── Rows ──
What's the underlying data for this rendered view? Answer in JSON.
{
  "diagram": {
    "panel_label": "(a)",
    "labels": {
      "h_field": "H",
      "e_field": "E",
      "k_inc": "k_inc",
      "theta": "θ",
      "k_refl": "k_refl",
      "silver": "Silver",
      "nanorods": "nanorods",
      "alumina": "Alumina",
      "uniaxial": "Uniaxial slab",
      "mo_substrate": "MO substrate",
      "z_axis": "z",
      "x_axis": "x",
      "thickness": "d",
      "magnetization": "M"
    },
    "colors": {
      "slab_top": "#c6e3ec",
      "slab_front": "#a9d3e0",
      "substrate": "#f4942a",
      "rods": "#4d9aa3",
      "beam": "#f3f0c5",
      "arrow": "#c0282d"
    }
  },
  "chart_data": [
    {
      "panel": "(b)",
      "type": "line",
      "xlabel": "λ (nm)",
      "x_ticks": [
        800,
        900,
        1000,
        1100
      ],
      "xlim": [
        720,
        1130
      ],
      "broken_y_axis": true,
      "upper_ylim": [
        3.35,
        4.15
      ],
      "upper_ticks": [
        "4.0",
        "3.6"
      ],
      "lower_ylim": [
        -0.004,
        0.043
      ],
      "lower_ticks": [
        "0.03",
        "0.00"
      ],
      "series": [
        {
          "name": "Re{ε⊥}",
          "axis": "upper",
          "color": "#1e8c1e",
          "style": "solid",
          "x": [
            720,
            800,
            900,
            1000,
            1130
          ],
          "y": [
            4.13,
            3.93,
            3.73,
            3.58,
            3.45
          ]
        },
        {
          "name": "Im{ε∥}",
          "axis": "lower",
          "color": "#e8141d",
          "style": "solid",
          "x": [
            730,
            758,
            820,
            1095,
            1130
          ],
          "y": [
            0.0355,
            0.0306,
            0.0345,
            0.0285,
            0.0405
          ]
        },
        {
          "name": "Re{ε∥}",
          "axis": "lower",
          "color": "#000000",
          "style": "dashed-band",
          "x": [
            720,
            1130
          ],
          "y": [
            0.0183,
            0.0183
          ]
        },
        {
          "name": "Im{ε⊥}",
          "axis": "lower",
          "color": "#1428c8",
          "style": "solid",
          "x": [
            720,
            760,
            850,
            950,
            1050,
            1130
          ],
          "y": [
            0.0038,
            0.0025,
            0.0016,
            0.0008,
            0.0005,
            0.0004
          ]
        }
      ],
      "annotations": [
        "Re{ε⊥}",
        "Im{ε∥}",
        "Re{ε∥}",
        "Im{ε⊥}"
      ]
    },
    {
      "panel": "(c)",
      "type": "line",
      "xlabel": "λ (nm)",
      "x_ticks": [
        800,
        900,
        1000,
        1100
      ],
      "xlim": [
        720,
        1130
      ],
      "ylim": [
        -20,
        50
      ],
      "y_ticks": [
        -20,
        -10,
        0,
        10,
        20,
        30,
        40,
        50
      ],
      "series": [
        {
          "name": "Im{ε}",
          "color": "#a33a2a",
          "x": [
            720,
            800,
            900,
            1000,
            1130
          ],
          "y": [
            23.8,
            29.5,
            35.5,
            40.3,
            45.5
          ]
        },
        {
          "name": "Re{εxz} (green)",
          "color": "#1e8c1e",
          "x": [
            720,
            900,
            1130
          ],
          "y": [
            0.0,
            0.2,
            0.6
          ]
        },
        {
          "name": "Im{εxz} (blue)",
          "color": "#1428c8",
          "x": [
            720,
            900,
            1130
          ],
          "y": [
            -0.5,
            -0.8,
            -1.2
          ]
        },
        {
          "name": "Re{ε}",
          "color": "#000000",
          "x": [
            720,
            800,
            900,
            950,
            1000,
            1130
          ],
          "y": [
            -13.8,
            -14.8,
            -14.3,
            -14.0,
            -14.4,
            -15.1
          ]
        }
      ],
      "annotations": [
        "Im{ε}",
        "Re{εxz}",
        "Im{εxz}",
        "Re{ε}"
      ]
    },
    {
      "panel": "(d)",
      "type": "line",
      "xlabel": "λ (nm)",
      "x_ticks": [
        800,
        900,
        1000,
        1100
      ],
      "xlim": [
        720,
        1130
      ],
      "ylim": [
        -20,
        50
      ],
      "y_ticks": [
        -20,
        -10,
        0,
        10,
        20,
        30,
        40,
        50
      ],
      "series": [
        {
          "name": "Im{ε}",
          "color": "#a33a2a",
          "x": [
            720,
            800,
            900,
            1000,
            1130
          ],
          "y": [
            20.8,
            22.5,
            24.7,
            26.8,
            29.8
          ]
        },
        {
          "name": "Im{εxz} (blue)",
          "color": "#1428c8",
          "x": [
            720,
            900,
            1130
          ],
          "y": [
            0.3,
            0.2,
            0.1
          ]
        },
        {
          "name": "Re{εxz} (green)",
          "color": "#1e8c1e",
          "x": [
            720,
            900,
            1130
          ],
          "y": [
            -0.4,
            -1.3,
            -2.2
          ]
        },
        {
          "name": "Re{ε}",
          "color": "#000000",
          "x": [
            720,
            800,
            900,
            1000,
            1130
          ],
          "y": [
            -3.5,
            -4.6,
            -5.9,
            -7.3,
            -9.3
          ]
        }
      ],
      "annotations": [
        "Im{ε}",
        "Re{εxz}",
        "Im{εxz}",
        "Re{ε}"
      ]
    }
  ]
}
───
(Aim of the task)
Extract the complete set of records unchanged.

(Answer to this problem)
What's the underlying data for this rendered view? Answer in JSON.
{
  "diagram": {
    "panel_label": "(a)",
    "labels": {
      "h_field": "H",
      "e_field": "E",
      "k_inc": "k_inc",
      "theta": "θ",
      "k_refl": "k_refl",
      "silver": "Silver",
      "nanorods": "nanorods",
      "alumina": "Alumina",
      "uniaxial": "Uniaxial slab",
      "mo_substrate": "MO substrate",
      "z_axis": "z",
      "x_axis": "x",
      "thickness": "d",
      "magnetization": "M"
    },
    "colors": {
      "slab_top": "#c6e3ec",
      "slab_front": "#a9d3e0",
      "substrate": "#f4942a",
      "rods": "#4d9aa3",
      "beam": "#f3f0c5",
      "arrow": "#c0282d"
    }
  },
  "chart_data": [
    {
      "panel": "(b)",
      "type": "line",
      "xlabel": "λ (nm)",
      "x_ticks": [
        800,
        900,
        1000,
        1100
      ],
      "xlim": [
        720,
        1130
      ],
      "broken_y_axis": true,
      "upper_ylim": [
        3.35,
        4.15
      ],
      "upper_ticks": [
        "4.0",
        "3.6"
      ],
      "lower_ylim": [
        -0.004,
        0.043
      ],
      "lower_ticks": [
        "0.03",
        "0.00"
      ],
      "series": [
        {
          "name": "Re{ε⊥}",
          "axis": "upper",
          "color": "#1e8c1e",
          "style": "solid",
          "x": [
            720,
            800,
            900,
            1000,
            1130
          ],
          "y": [
            4.13,
            3.93,
            3.73,
            3.58,
            3.45
          ]
        },
        {
          "name": "Im{ε∥}",
          "axis": "lower",
          "color": "#e8141d",
          "style": "solid",
          "x": [
            730,
            758,
            820,
            1095,
            1130
          ],
          "y": [
            0.0355,
            0.0306,
            0.0345,
            0.0285,
            0.0405
          ]
        },
        {
          "name": "Re{ε∥}",
          "axis": "lower",
          "color": "#000000",
          "style": "dashed-band",
          "x": [
            720,
            1130
          ],
          "y": [
            0.0183,
            0.0183
          ]
        },
        {
          "name": "Im{ε⊥}",
          "axis": "lower",
          "color": "#1428c8",
          "style": "solid",
          "x": [
            720,
            760,
            850,
            950,
            1050,
            1130
          ],
          "y": [
            0.0038,
            0.0025,
            0.0016,
            0.0008,
            0.0005,
            0.0004
          ]
        }
      ],
      "annotations": [
        "Re{ε⊥}",
        "Im{ε∥}",
        "Re{ε∥}",
        "Im{ε⊥}"
      ]
    },
    {
      "panel": "(c)",
      "type": "line",
      "xlabel": "λ (nm)",
      "x_ticks": [
        800,
        900,
        1000,
        1100
      ],
      "xlim": [
        720,
        1130
      ],
      "ylim": [
        -20,
        50
      ],
      "y_ticks": [
        -20,
        -10,
        0,
        10,
        20,
        30,
        40,
        50
      ],
      "series": [
        {
          "name": "Im{ε}",
          "color": "#a33a2a",
          "x": [
            720,
            800,
            900,
            1000,
            1130
          ],
          "y": [
            23.8,
            29.5,
            35.5,
            40.3,
            45.5
          ]
        },
        {
          "name": "Re{εxz} (green)",
          "color": "#1e8c1e",
          "x": [
            720,
            900,
            1130
          ],
          "y": [
            0.0,
            0.2,
            0.6
          ]
        },
        {
          "name": "Im{εxz} (blue)",
          "color": "#1428c8",
          "x": [
            720,
            900,
            1130
          ],
          "y": [
            -0.5,
            -0.8,
            -1.2
          ]
        },
        {
          "name": "Re{ε}",
          "color": "#000000",
          "x": [
            720,
            800,
            900,
            950,
            1000,
            1130
          ],
          "y": [
            -13.8,
            -14.8,
            -14.3,
            -14.0,
            -14.4,
            -15.1
          ]
        }
      ],
      "annotations": [
        "Im{ε}",
        "Re{εxz}",
        "Im{εxz}",
        "Re{ε}"
      ]
    },
    {
      "panel": "(d)",
      "type": "line",
      "xlabel": "λ (nm)",
      "x_ticks": [
        800,
        900,
        1000,
        1100
      ],
      "xlim": [
        720,
        1130
      ],
      "ylim": [
        -20,
        50
      ],
      "y_ticks": [
        -20,
        -10,
        0,
        10,
        20,
        30,
        40,
        50
      ],
      "series": [
        {
          "name": "Im{ε}",
          "color": "#a33a2a",
          "x": [
            720,
            800,
            900,
            1000,
            1130
          ],
          "y": [
            20.8,
            22.5,
            24.7,
            26.8,
            29.8
          ]
        },
        {
          "name": "Im{εxz} (blue)",
          "color": "#1428c8",
          "x": [
            720,
            900,
            1130
          ],
          "y": [
            0.3,
            0.2,
            0.1
          ]
        },
        {
          "name": "Re{εxz} (green)",
          "color": "#1e8c1e",
          "x": [
            720,
            900,
            1130
          ],
          "y": [
            -0.4,
            -1.3,
            -2.2
          ]
        },
        {
          "name": "Re{ε}",
          "color": "#000000",
          "x": [
            720,
            800,
            900,
            1000,
            1130
          ],
          "y": [
            -3.5,
            -4.6,
            -5.9,
            -7.3,
            -9.3
          ]
        }
      ],
      "annotations": [
        "Im{ε}",
        "Re{εxz}",
        "Im{εxz}",
        "Re{ε}"
      ]
    }
  ]
}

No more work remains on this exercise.